- What the exercise asks:
Copy all of the records below verbatim.

(Dataset entries)
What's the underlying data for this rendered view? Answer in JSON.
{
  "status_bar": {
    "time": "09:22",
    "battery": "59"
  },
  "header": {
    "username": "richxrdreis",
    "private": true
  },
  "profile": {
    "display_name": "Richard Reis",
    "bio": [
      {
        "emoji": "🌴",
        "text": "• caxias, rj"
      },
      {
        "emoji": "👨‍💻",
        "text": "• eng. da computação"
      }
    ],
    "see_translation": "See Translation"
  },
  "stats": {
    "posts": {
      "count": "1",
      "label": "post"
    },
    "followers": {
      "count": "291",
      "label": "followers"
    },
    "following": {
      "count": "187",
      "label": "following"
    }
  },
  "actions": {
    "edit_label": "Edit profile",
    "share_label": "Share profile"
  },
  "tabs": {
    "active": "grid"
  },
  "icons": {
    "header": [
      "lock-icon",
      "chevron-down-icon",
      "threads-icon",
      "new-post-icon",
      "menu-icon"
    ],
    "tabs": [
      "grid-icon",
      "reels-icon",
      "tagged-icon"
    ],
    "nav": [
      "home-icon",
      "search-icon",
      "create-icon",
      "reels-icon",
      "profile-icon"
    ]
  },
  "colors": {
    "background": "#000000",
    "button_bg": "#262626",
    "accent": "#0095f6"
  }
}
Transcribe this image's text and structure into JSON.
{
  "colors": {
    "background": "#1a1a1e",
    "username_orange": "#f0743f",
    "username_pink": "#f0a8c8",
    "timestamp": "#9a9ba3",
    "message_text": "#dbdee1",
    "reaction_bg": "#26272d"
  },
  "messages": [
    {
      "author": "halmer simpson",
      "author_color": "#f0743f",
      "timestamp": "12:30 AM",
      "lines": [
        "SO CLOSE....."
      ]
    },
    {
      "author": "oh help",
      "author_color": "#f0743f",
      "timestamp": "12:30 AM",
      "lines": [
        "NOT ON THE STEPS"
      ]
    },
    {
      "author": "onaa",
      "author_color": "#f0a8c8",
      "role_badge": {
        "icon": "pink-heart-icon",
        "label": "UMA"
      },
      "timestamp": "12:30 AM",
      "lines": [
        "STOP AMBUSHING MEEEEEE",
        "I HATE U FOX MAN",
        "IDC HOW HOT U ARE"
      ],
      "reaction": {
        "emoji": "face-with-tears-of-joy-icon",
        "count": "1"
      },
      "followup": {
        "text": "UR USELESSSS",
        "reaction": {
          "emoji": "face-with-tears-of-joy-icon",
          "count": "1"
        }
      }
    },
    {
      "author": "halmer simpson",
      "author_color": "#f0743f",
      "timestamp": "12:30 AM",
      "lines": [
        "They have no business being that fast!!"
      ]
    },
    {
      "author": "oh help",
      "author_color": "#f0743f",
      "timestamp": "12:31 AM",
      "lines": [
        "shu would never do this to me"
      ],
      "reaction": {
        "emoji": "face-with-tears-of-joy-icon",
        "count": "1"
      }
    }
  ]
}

- Solved exercise:
What's the underlying data for this rendered view? Answer in JSON.
{
  "status_bar": {
    "time": "09:22",
    "battery": "59"
  },
  "header": {
    "username": "richxrdreis",
    "private": true
  },
  "profile": {
    "display_name": "Richard Reis",
    "bio": [
      {
        "emoji": "🌴",
        "text": "• caxias, rj"
      },
      {
        "emoji": "👨‍💻",
        "text": "• eng. da computação"
      }
    ],
    "see_translation": "See Translation"
  },
  "stats": {
    "posts": {
      "count": "1",
      "label": "post"
    },
    "followers": {
      "count": "291",
      "label": "followers"
    },
    "following": {
      "count": "187",
      "label": "following"
    }
  },
  "actions": {
    "edit_label": "Edit profile",
    "share_label": "Share profile"
  },
  "tabs": {
    "active": "grid"
  },
  "icons": {
    "header": [
      "lock-icon",
      "chevron-down-icon",
      "threads-icon",
      "new-post-icon",
      "menu-icon"
    ],
    "tabs": [
      "grid-icon",
      "reels-icon",
      "tagged-icon"
    ],
    "nav": [
      "home-icon",
      "search-icon",
      "create-icon",
      "reels-icon",
      "profile-icon"
    ]
  },
  "colors": {
    "background": "#000000",
    "button_bg": "#262626",
    "accent": "#0095f6"
  }
}
Transcribe this image's text and structure into JSON.
{
  "colors": {
    "background": "#1a1a1e",
    "username_orange": "#f0743f",
    "username_pink": "#f0a8c8",
    "timestamp": "#9a9ba3",
    "message_text": "#dbdee1",
    "reaction_bg": "#26272d"
  },
  "messages": [
    {
      "author": "halmer simpson",
      "author_color": "#f0743f",
      "timestamp": "12:30 AM",
      "lines": [
        "SO CLOSE....."
      ]
    },
    {
      "author": "oh help",
      "author_color": "#f0743f",
      "timestamp": "12:30 AM",
      "lines": [
        "NOT ON THE STEPS"
      ]
    },
    {
      "author": "onaa",
      "author_color": "#f0a8c8",
      "role_badge": {
        "icon": "pink-heart-icon",
        "label": "UMA"
      },
      "timestamp": "12:30 AM",
      "lines": [
        "STOP AMBUSHING MEEEEEE",
        "I HATE U FOX MAN",
        "IDC HOW HOT U ARE"
      ],
      "reaction": {
        "emoji": "face-with-tears-of-joy-icon",
        "count": "1"
      },
      "followup": {
        "text": "UR USELESSSS",
        "reaction": {
          "emoji": "face-with-tears-of-joy-icon",
          "count": "1"
        }
      }
    },
    {
      "author": "halmer simpson",
      "author_color": "#f0743f",
      "timestamp": "12:30 AM",
      "lines": [
        "They have no business being that fast!!"
      ]
    },
    {
      "author": "oh help",
      "author_color": "#f0743f",
      "timestamp": "12:31 AM",
      "lines": [
        "shu would never do this to me"
      ],
      "reaction": {
        "emoji": "face-with-tears-of-joy-icon",
        "count": "1"
      }
    }
  ]
}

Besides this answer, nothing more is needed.